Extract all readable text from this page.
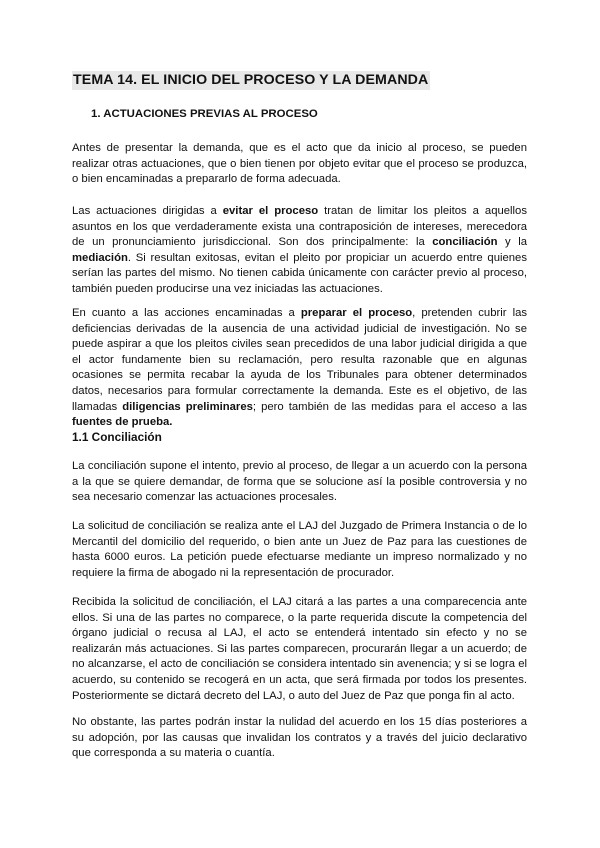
TEMA 14. EL INICIO DEL PROCESO Y LA DEMANDA
1. ACTUACIONES PREVIAS AL PROCESO

Antes de presentar la demanda, que es el acto que da inicio al proceso, se pueden realizar otras actuaciones, que o bien tienen por objeto evitar que el proceso se produzca, o bien encaminadas a prepararlo de forma adecuada.

Las actuaciones dirigidas a evitar el proceso tratan de limitar los pleitos a aquellos asuntos en los que verdaderamente exista una contraposición de intereses, merecedora de un pronunciamiento jurisdiccional. Son dos principalmente: la conciliación y la mediación. Si resultan exitosas, evitan el pleito por propiciar un acuerdo entre quienes serían las partes del mismo. No tienen cabida únicamente con carácter previo al proceso, también pueden producirse una vez iniciadas las actuaciones.

En cuanto a las acciones encaminadas a preparar el proceso, pretenden cubrir las deficiencias derivadas de la ausencia de una actividad judicial de investigación. No se puede aspirar a que los pleitos civiles sean precedidos de una labor judicial dirigida a que el actor fundamente bien su reclamación, pero resulta razonable que en algunas ocasiones se permita recabar la ayuda de los Tribunales para obtener determinados datos, necesarios para formular correctamente la demanda. Este es el objetivo, de las llamadas diligencias preliminares; pero también de las medidas para el acceso a las fuentes de prueba.

1.1 Conciliación

La conciliación supone el intento, previo al proceso, de llegar a un acuerdo con la persona a la que se quiere demandar, de forma que se solucione así la posible controversia y no sea necesario comenzar las actuaciones procesales.

La solicitud de conciliación se realiza ante el LAJ del Juzgado de Primera Instancia o de lo Mercantil del domicilio del requerido, o bien ante un Juez de Paz para las cuestiones de hasta 6000 euros. La petición puede efectuarse mediante un impreso normalizado y no requiere la firma de abogado ni la representación de procurador.

Recibida la solicitud de conciliación, el LAJ citará a las partes a una comparecencia ante ellos. Si una de las partes no comparece, o la parte requerida discute la competencia del órgano judicial o recusa al LAJ, el acto se entenderá intentado sin efecto y no se realizarán más actuaciones. Si las partes comparecen, procurarán llegar a un acuerdo; de no alcanzarse, el acto de conciliación se considera intentado sin avenencia; y si se logra el acuerdo, su contenido se recogerá en un acta, que será firmada por todos los presentes. Posteriormente se dictará decreto del LAJ, o auto del Juez de Paz que ponga fin al acto.

No obstante, las partes podrán instar la nulidad del acuerdo en los 15 días posteriores a su adopción, por las causas que invalidan los contratos y a través del juicio declarativo que corresponda a su materia o cuantía.
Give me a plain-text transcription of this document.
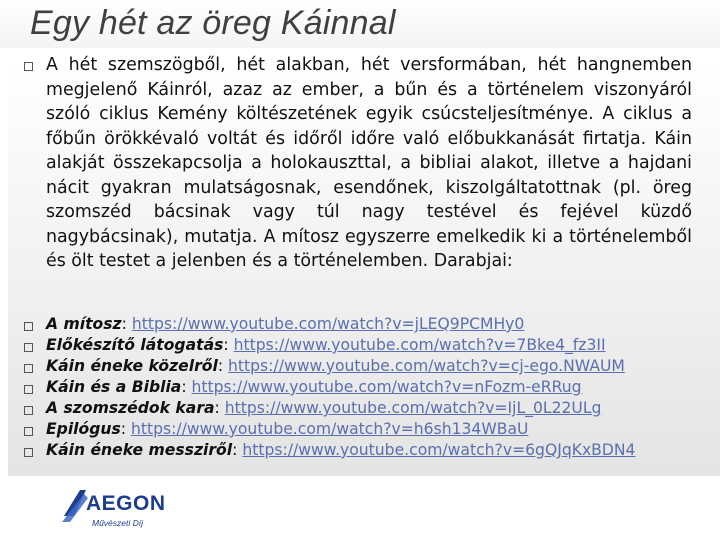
Egy hét az öreg Káinnal
A hét szemszögből, hét alakban, hét versformában, hét hangnemben megjelenő Káinról, azaz az ember, a bűn és a történelem viszonyáról szóló ciklus Kemény költészetének egyik csúcsteljesítménye. A ciklus a főbűn örökkévaló voltát és időről időre való előbukkanását firtatja. Káin alakját összekapcsolja a holokauszttal, a bibliai alakot, illetve a hajdani nácit gyakran mulatságosnak, esendőnek, kiszolgáltatottnak (pl. öreg szomszéd bácsinak vagy túl nagy testével és fejével küzdő nagybácsinak), mutatja. A mítosz egyszerre emelkedik ki a történelemből és ölt testet a jelenben és a történelemben. Darabjai:
A mítosz: https://www.youtube.com/watch?v=jLEQ9PCMHy0
Előkészítő látogatás: https://www.youtube.com/watch?v=7Bke4_fz3II
Káin éneke közelről: https://www.youtube.com/watch?v=cj-ego.NWAUM
Káin és a Biblia: https://www.youtube.com/watch?v=nFozm-eRRug
A szomszédok kara: https://www.youtube.com/watch?v=IjL_0L22ULg
Epilógus: https://www.youtube.com/watch?v=h6sh134WBaU
Káin éneke messziről: https://www.youtube.com/watch?v=6gQJqKxBDN4
AEGON
Művészeti Díj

......

• _TASK INSTRUCTIONS_: Return each line with "text".

• _FINISHED ANSWER_:
Extract all readable text from this page.
Give me a plain-text transcription of this document.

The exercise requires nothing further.